Entries taken from a collection
* begin *

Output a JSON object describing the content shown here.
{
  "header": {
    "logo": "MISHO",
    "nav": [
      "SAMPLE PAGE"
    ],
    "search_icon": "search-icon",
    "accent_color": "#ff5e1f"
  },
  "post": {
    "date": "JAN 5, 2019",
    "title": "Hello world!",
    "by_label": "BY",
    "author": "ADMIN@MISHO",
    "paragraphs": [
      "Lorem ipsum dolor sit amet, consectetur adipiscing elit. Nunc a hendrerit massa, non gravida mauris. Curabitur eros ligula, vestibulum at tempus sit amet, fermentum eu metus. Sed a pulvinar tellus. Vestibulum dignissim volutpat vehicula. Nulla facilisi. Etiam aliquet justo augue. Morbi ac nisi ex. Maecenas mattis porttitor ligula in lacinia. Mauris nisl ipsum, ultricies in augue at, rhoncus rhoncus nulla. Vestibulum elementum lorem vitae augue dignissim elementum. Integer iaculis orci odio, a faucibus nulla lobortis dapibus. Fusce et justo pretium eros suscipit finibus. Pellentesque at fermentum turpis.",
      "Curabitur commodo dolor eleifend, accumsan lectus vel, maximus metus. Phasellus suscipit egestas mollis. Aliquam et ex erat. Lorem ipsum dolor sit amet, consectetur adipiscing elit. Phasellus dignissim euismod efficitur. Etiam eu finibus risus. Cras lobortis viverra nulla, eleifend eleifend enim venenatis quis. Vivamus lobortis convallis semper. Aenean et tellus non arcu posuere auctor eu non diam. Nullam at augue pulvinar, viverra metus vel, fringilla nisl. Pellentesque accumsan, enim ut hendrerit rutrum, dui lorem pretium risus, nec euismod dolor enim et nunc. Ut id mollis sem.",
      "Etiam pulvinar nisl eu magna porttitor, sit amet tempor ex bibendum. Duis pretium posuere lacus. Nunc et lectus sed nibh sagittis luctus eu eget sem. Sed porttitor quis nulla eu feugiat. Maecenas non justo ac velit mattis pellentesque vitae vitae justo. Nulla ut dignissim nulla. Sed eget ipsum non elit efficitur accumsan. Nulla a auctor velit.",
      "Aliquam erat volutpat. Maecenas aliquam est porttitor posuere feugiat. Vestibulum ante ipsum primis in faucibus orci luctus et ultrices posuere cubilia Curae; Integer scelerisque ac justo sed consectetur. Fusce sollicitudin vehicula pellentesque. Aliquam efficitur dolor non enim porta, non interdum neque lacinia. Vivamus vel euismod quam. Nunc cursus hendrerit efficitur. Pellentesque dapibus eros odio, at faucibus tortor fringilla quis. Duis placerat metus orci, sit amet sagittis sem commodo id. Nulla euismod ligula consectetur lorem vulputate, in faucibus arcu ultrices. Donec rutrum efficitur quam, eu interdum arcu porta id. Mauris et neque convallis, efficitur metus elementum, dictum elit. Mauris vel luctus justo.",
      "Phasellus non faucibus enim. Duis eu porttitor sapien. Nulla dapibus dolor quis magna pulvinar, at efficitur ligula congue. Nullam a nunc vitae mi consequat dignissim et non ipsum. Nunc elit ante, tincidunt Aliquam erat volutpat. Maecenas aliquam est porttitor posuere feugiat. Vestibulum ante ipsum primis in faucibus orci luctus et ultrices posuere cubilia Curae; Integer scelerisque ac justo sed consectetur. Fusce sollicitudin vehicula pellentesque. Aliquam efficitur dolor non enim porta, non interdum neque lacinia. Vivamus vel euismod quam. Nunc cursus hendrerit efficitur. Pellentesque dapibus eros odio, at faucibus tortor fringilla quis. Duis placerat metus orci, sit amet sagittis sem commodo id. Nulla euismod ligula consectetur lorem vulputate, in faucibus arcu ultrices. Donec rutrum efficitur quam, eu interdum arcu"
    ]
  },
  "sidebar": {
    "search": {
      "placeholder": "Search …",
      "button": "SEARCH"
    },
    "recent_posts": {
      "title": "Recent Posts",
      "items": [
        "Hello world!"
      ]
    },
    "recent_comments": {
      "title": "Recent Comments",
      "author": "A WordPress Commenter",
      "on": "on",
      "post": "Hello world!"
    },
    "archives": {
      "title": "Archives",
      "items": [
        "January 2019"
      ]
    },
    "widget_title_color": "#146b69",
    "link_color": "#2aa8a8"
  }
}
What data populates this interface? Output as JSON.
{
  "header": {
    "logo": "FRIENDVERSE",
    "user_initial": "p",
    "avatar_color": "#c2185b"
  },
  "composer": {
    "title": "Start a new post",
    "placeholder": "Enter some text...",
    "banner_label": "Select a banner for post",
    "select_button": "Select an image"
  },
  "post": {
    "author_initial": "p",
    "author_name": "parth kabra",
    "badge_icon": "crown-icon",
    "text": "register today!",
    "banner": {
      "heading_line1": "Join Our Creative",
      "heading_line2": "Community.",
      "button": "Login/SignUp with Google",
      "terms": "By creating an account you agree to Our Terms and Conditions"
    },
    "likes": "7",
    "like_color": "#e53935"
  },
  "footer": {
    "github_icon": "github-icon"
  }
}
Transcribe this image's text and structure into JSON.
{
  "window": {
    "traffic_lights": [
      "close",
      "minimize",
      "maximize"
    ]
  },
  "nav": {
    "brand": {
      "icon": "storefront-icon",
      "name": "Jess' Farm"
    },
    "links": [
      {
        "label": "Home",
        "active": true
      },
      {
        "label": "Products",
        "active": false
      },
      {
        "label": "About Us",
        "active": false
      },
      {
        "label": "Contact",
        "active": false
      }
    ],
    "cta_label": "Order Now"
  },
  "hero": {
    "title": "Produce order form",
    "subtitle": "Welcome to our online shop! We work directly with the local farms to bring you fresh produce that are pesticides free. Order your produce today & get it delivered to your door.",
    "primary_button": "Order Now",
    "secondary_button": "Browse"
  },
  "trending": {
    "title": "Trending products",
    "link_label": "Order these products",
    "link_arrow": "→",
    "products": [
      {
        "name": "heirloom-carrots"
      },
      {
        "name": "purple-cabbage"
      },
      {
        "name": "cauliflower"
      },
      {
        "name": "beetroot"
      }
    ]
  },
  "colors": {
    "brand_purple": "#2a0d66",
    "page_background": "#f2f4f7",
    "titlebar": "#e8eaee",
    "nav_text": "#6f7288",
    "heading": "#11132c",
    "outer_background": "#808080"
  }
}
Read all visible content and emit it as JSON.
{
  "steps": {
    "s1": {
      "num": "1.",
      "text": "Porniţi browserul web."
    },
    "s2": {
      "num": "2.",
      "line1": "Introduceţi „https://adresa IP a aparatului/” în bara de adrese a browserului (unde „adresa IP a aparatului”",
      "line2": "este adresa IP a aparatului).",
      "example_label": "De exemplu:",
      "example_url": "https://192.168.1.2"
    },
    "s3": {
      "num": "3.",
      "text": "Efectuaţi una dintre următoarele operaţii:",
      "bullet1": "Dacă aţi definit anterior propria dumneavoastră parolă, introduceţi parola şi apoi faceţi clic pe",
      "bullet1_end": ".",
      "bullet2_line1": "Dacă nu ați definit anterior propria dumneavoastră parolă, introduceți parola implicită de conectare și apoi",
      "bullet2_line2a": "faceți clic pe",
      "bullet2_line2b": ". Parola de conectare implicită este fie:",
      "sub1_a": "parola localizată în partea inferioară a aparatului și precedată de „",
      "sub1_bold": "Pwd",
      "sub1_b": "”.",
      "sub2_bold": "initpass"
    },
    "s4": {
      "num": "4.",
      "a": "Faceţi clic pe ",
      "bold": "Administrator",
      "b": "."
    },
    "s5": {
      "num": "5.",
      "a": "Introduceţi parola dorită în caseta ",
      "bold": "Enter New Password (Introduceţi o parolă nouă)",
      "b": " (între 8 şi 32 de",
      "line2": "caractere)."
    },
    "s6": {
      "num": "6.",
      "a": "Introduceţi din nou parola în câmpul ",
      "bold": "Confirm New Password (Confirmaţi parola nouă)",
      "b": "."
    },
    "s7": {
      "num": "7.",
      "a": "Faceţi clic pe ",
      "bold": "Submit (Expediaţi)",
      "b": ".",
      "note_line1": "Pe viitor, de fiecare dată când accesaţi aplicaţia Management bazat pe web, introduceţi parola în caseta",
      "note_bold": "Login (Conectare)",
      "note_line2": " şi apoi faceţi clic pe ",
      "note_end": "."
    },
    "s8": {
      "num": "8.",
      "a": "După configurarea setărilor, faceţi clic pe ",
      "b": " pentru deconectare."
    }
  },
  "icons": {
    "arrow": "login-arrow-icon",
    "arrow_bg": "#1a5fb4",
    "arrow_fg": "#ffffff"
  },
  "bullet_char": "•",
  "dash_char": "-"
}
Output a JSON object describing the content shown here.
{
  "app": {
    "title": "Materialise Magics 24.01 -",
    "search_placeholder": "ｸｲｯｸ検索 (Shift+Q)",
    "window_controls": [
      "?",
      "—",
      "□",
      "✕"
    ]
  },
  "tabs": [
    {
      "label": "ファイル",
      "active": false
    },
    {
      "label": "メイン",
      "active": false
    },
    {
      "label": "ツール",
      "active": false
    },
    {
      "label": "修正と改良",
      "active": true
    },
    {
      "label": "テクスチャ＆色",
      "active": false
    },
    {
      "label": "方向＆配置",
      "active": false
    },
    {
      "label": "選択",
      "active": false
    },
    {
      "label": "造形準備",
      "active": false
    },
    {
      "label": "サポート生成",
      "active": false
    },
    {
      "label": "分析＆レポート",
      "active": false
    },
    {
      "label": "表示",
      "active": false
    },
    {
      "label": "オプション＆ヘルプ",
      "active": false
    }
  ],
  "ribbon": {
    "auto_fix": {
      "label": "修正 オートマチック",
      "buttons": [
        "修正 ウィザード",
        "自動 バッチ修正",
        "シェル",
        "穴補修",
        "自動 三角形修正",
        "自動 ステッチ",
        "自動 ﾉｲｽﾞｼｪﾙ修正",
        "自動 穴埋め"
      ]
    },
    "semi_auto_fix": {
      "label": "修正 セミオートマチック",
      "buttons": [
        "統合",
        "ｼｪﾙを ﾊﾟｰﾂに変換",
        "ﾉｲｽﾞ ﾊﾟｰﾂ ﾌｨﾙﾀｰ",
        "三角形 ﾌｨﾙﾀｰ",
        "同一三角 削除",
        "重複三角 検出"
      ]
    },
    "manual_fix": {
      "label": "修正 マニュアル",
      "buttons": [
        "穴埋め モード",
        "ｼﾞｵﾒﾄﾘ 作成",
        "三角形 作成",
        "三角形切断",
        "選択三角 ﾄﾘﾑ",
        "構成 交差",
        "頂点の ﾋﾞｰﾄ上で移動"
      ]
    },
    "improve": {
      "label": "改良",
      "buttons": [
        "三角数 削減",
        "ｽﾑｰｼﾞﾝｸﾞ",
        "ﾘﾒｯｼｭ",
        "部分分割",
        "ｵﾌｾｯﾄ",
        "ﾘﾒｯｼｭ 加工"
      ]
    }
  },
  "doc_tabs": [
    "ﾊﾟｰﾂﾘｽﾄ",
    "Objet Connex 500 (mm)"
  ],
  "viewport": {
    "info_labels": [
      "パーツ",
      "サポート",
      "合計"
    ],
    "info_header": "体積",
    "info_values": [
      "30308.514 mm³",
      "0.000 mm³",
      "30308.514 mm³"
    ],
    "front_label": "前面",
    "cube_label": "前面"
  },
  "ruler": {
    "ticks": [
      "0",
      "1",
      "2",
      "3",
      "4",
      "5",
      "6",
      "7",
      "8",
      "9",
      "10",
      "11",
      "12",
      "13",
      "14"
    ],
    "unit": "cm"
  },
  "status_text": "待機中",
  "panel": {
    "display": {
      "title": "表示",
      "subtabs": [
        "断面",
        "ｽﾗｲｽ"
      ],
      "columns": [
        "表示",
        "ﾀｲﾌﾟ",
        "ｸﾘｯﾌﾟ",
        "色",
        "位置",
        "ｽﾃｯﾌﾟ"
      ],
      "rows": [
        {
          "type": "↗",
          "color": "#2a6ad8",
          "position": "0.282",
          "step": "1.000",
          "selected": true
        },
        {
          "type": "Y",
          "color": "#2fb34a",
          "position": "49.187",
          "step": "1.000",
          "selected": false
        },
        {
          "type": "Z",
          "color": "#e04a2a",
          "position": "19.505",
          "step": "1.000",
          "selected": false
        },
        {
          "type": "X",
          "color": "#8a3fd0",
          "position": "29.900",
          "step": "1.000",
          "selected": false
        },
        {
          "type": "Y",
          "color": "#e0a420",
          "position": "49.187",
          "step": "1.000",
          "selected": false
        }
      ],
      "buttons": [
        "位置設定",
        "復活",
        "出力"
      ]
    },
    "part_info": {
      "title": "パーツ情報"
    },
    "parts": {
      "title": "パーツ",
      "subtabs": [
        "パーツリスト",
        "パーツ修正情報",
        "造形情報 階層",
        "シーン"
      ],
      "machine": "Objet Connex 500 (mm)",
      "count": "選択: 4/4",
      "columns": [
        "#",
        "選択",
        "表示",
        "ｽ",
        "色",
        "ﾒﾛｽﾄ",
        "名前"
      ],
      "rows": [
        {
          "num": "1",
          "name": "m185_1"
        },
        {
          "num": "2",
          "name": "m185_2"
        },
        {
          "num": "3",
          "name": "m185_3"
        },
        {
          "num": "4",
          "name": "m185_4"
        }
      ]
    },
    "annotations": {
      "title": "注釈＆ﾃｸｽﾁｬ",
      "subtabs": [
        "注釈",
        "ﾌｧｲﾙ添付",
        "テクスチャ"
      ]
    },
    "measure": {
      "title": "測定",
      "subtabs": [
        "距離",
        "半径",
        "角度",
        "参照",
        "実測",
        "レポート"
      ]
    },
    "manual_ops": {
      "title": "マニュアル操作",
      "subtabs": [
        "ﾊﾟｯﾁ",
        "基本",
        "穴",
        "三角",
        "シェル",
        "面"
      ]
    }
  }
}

* end *

> [WHAT IS BEING ASKED]: Make a copy of each line that contains the string "world".

> [RESULT FOR THIS TASK]:
    "title": "Hello world!",
        "Hello world!"
      "post": "Hello world!"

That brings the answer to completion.